Copy each line in which the string "mant" occurs.

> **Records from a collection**
____
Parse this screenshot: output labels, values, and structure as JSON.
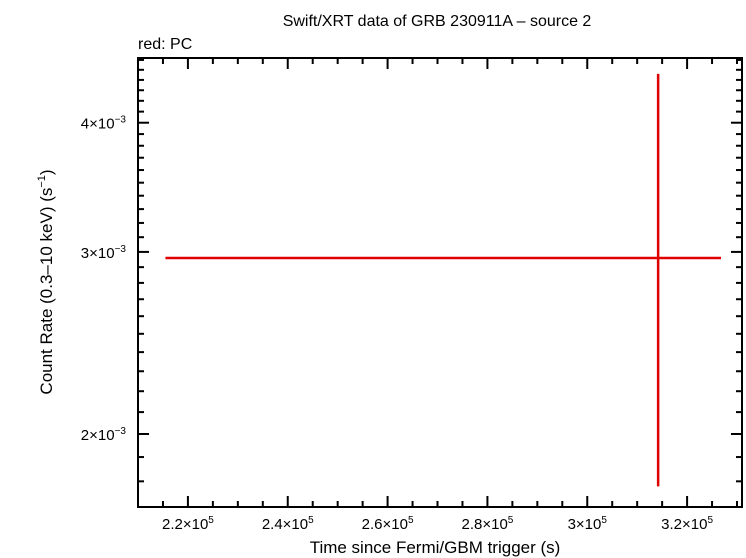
{
  "chart_data": {
    "type": "scatter",
    "title": "Swift/XRT data of GRB 230911A – source 2",
    "subtitle": "red: PC",
    "xlabel": "Time since Fermi/GBM trigger (s)",
    "ylabel": "Count Rate (0.3–10 keV) (s",
    "ylabel_sup": "−1",
    "ylabel_end": ")",
    "xlim": [
      210000,
      331000
    ],
    "ylim": [
      0.0017,
      0.00462
    ],
    "x_ticks": [
      {
        "value": 220000,
        "mant": "2.2×10",
        "exp": "5"
      },
      {
        "value": 240000,
        "mant": "2.4×10",
        "exp": "5"
      },
      {
        "value": 260000,
        "mant": "2.6×10",
        "exp": "5"
      },
      {
        "value": 280000,
        "mant": "2.8×10",
        "exp": "5"
      },
      {
        "value": 300000,
        "mant": "3×10",
        "exp": "5"
      },
      {
        "value": 320000,
        "mant": "3.2×10",
        "exp": "5"
      }
    ],
    "y_ticks": [
      {
        "value": 0.002,
        "mant": "2×10",
        "exp": "−3"
      },
      {
        "value": 0.003,
        "mant": "3×10",
        "exp": "−3"
      },
      {
        "value": 0.004,
        "mant": "4×10",
        "exp": "−3"
      }
    ],
    "series": [
      {
        "name": "PC",
        "color": "#e00000",
        "points": [
          {
            "x": 314200,
            "x_low": 215500,
            "x_high": 326800,
            "y": 0.00296,
            "y_low": 0.00178,
            "y_high": 0.00446
          }
        ]
      }
    ]
  }
}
____
> **WRITTEN RESPONSE**
        "mant": "2.2×10",
        "mant": "2.4×10",
        "mant": "2.6×10",
        "mant": "2.8×10",
        "mant": "3×10",
        "mant": "3.2×10",
        "mant": "2×10",
        "mant": "3×10",
        "mant": "4×10",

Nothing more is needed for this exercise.